[Start of DATA PROVIDED]

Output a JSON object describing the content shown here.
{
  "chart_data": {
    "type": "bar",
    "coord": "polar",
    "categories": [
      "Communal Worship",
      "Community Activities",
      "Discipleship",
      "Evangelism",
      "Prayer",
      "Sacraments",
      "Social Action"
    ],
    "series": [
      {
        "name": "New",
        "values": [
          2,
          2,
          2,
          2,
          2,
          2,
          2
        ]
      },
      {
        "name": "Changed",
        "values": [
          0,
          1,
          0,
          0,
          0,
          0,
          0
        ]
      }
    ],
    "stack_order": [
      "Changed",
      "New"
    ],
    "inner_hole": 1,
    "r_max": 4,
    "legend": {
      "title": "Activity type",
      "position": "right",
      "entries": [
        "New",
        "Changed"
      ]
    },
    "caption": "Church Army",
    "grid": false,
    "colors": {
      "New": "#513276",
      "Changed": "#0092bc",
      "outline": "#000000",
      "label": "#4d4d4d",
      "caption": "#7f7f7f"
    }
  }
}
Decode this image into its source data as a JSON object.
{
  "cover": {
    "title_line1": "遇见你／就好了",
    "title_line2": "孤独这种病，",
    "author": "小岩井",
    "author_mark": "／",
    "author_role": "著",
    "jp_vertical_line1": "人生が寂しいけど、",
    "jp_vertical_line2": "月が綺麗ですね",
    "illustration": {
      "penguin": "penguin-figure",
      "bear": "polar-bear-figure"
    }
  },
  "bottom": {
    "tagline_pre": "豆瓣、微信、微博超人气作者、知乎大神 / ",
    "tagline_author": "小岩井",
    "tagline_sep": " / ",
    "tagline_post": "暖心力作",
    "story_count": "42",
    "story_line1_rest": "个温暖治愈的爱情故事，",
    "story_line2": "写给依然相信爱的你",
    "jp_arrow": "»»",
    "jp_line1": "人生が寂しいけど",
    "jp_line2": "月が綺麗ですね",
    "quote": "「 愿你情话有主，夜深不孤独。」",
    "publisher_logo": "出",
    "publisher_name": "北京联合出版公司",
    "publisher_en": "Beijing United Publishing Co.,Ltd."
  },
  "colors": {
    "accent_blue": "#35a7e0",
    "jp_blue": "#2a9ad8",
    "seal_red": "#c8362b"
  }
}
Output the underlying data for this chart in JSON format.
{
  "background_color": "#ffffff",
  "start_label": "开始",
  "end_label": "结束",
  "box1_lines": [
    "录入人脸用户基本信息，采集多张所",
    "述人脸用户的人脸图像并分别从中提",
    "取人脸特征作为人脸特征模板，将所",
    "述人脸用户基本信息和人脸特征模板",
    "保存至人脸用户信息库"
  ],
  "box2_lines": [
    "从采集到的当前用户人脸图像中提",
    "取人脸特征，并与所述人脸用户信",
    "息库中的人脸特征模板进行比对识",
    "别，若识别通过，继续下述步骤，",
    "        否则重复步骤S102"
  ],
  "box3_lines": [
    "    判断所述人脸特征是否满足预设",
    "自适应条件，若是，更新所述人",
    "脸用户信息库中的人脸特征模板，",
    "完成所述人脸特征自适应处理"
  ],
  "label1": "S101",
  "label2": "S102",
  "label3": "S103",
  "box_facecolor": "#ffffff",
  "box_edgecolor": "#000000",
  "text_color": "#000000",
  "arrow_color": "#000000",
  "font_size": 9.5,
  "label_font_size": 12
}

[End of DATA PROVIDED]

* [REQUEST]:
Make an exact copy of every line in the data.

* [RIGHT ANSWER]:
Output a JSON object describing the content shown here.
{
  "chart_data": {
    "type": "bar",
    "coord": "polar",
    "categories": [
      "Communal Worship",
      "Community Activities",
      "Discipleship",
      "Evangelism",
      "Prayer",
      "Sacraments",
      "Social Action"
    ],
    "series": [
      {
        "name": "New",
        "values": [
          2,
          2,
          2,
          2,
          2,
          2,
          2
        ]
      },
      {
        "name": "Changed",
        "values": [
          0,
          1,
          0,
          0,
          0,
          0,
          0
        ]
      }
    ],
    "stack_order": [
      "Changed",
      "New"
    ],
    "inner_hole": 1,
    "r_max": 4,
    "legend": {
      "title": "Activity type",
      "position": "right",
      "entries": [
        "New",
        "Changed"
      ]
    },
    "caption": "Church Army",
    "grid": false,
    "colors": {
      "New": "#513276",
      "Changed": "#0092bc",
      "outline": "#000000",
      "label": "#4d4d4d",
      "caption": "#7f7f7f"
    }
  }
}
Decode this image into its source data as a JSON object.
{
  "cover": {
    "title_line1": "遇见你／就好了",
    "title_line2": "孤独这种病，",
    "author": "小岩井",
    "author_mark": "／",
    "author_role": "著",
    "jp_vertical_line1": "人生が寂しいけど、",
    "jp_vertical_line2": "月が綺麗ですね",
    "illustration": {
      "penguin": "penguin-figure",
      "bear": "polar-bear-figure"
    }
  },
  "bottom": {
    "tagline_pre": "豆瓣、微信、微博超人气作者、知乎大神 / ",
    "tagline_author": "小岩井",
    "tagline_sep": " / ",
    "tagline_post": "暖心力作",
    "story_count": "42",
    "story_line1_rest": "个温暖治愈的爱情故事，",
    "story_line2": "写给依然相信爱的你",
    "jp_arrow": "»»",
    "jp_line1": "人生が寂しいけど",
    "jp_line2": "月が綺麗ですね",
    "quote": "「 愿你情话有主，夜深不孤独。」",
    "publisher_logo": "出",
    "publisher_name": "北京联合出版公司",
    "publisher_en": "Beijing United Publishing Co.,Ltd."
  },
  "colors": {
    "accent_blue": "#35a7e0",
    "jp_blue": "#2a9ad8",
    "seal_red": "#c8362b"
  }
}
Output the underlying data for this chart in JSON format.
{
  "background_color": "#ffffff",
  "start_label": "开始",
  "end_label": "结束",
  "box1_lines": [
    "录入人脸用户基本信息，采集多张所",
    "述人脸用户的人脸图像并分别从中提",
    "取人脸特征作为人脸特征模板，将所",
    "述人脸用户基本信息和人脸特征模板",
    "保存至人脸用户信息库"
  ],
  "box2_lines": [
    "从采集到的当前用户人脸图像中提",
    "取人脸特征，并与所述人脸用户信",
    "息库中的人脸特征模板进行比对识",
    "别，若识别通过，继续下述步骤，",
    "        否则重复步骤S102"
  ],
  "box3_lines": [
    "    判断所述人脸特征是否满足预设",
    "自适应条件，若是，更新所述人",
    "脸用户信息库中的人脸特征模板，",
    "完成所述人脸特征自适应处理"
  ],
  "label1": "S101",
  "label2": "S102",
  "label3": "S103",
  "box_facecolor": "#ffffff",
  "box_edgecolor": "#000000",
  "text_color": "#000000",
  "arrow_color": "#000000",
  "font_size": 9.5,
  "label_font_size": 12
}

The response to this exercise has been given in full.